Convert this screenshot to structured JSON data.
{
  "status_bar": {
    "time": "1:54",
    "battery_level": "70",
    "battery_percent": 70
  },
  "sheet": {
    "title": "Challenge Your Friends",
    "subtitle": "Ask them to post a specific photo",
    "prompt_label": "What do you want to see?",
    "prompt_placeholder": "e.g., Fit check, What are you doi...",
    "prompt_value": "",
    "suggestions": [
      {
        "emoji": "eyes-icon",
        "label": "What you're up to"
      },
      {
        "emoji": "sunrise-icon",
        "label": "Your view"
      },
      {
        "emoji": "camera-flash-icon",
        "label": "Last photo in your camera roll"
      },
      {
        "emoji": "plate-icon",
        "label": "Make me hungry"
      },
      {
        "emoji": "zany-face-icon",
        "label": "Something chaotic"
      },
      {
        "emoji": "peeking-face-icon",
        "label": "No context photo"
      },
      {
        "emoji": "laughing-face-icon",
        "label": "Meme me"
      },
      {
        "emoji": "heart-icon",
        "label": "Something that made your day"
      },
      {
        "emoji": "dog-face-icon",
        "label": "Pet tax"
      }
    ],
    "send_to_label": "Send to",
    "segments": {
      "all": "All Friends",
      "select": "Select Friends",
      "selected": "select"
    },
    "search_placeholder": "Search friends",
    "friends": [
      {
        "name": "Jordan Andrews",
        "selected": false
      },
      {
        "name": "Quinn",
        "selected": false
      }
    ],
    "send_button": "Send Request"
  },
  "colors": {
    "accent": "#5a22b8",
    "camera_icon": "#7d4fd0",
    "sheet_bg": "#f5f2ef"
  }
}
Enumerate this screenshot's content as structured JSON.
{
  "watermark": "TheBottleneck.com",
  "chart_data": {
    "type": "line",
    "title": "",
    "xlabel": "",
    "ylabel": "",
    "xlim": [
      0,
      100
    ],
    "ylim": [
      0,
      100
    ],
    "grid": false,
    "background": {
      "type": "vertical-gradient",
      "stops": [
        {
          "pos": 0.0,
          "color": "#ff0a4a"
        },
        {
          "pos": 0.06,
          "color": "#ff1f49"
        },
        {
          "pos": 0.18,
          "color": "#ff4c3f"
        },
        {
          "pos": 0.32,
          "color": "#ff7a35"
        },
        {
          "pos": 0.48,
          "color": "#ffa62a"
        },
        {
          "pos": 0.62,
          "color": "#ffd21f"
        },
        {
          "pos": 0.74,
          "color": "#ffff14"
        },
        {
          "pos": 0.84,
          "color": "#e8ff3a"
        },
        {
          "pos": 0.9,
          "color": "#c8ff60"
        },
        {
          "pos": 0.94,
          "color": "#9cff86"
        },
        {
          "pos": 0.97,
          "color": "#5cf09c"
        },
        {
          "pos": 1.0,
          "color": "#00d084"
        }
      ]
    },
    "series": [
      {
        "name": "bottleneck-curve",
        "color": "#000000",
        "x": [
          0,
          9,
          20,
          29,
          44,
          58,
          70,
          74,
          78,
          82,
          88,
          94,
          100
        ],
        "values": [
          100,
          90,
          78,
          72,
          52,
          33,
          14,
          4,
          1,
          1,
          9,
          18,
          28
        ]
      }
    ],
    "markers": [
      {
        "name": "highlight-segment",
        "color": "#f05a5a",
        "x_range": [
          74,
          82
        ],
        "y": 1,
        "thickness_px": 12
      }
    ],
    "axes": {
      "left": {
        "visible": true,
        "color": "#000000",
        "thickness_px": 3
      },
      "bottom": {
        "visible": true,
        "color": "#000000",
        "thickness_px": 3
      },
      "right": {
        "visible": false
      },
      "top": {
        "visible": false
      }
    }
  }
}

==================================================

WRITTEN PROBLEM: Reproduce the entire listing word for word.

COMPLETE ANSWER:
Convert this screenshot to structured JSON data.
{
  "status_bar": {
    "time": "1:54",
    "battery_level": "70",
    "battery_percent": 70
  },
  "sheet": {
    "title": "Challenge Your Friends",
    "subtitle": "Ask them to post a specific photo",
    "prompt_label": "What do you want to see?",
    "prompt_placeholder": "e.g., Fit check, What are you doi...",
    "prompt_value": "",
    "suggestions": [
      {
        "emoji": "eyes-icon",
        "label": "What you're up to"
      },
      {
        "emoji": "sunrise-icon",
        "label": "Your view"
      },
      {
        "emoji": "camera-flash-icon",
        "label": "Last photo in your camera roll"
      },
      {
        "emoji": "plate-icon",
        "label": "Make me hungry"
      },
      {
        "emoji": "zany-face-icon",
        "label": "Something chaotic"
      },
      {
        "emoji": "peeking-face-icon",
        "label": "No context photo"
      },
      {
        "emoji": "laughing-face-icon",
        "label": "Meme me"
      },
      {
        "emoji": "heart-icon",
        "label": "Something that made your day"
      },
      {
        "emoji": "dog-face-icon",
        "label": "Pet tax"
      }
    ],
    "send_to_label": "Send to",
    "segments": {
      "all": "All Friends",
      "select": "Select Friends",
      "selected": "select"
    },
    "search_placeholder": "Search friends",
    "friends": [
      {
        "name": "Jordan Andrews",
        "selected": false
      },
      {
        "name": "Quinn",
        "selected": false
      }
    ],
    "send_button": "Send Request"
  },
  "colors": {
    "accent": "#5a22b8",
    "camera_icon": "#7d4fd0",
    "sheet_bg": "#f5f2ef"
  }
}
Enumerate this screenshot's content as structured JSON.
{
  "watermark": "TheBottleneck.com",
  "chart_data": {
    "type": "line",
    "title": "",
    "xlabel": "",
    "ylabel": "",
    "xlim": [
      0,
      100
    ],
    "ylim": [
      0,
      100
    ],
    "grid": false,
    "background": {
      "type": "vertical-gradient",
      "stops": [
        {
          "pos": 0.0,
          "color": "#ff0a4a"
        },
        {
          "pos": 0.06,
          "color": "#ff1f49"
        },
        {
          "pos": 0.18,
          "color": "#ff4c3f"
        },
        {
          "pos": 0.32,
          "color": "#ff7a35"
        },
        {
          "pos": 0.48,
          "color": "#ffa62a"
        },
        {
          "pos": 0.62,
          "color": "#ffd21f"
        },
        {
          "pos": 0.74,
          "color": "#ffff14"
        },
        {
          "pos": 0.84,
          "color": "#e8ff3a"
        },
        {
          "pos": 0.9,
          "color": "#c8ff60"
        },
        {
          "pos": 0.94,
          "color": "#9cff86"
        },
        {
          "pos": 0.97,
          "color": "#5cf09c"
        },
        {
          "pos": 1.0,
          "color": "#00d084"
        }
      ]
    },
    "series": [
      {
        "name": "bottleneck-curve",
        "color": "#000000",
        "x": [
          0,
          9,
          20,
          29,
          44,
          58,
          70,
          74,
          78,
          82,
          88,
          94,
          100
        ],
        "values": [
          100,
          90,
          78,
          72,
          52,
          33,
          14,
          4,
          1,
          1,
          9,
          18,
          28
        ]
      }
    ],
    "markers": [
      {
        "name": "highlight-segment",
        "color": "#f05a5a",
        "x_range": [
          74,
          82
        ],
        "y": 1,
        "thickness_px": 12
      }
    ],
    "axes": {
      "left": {
        "visible": true,
        "color": "#000000",
        "thickness_px": 3
      },
      "bottom": {
        "visible": true,
        "color": "#000000",
        "thickness_px": 3
      },
      "right": {
        "visible": false
      },
      "top": {
        "visible": false
      }
    }
  }
}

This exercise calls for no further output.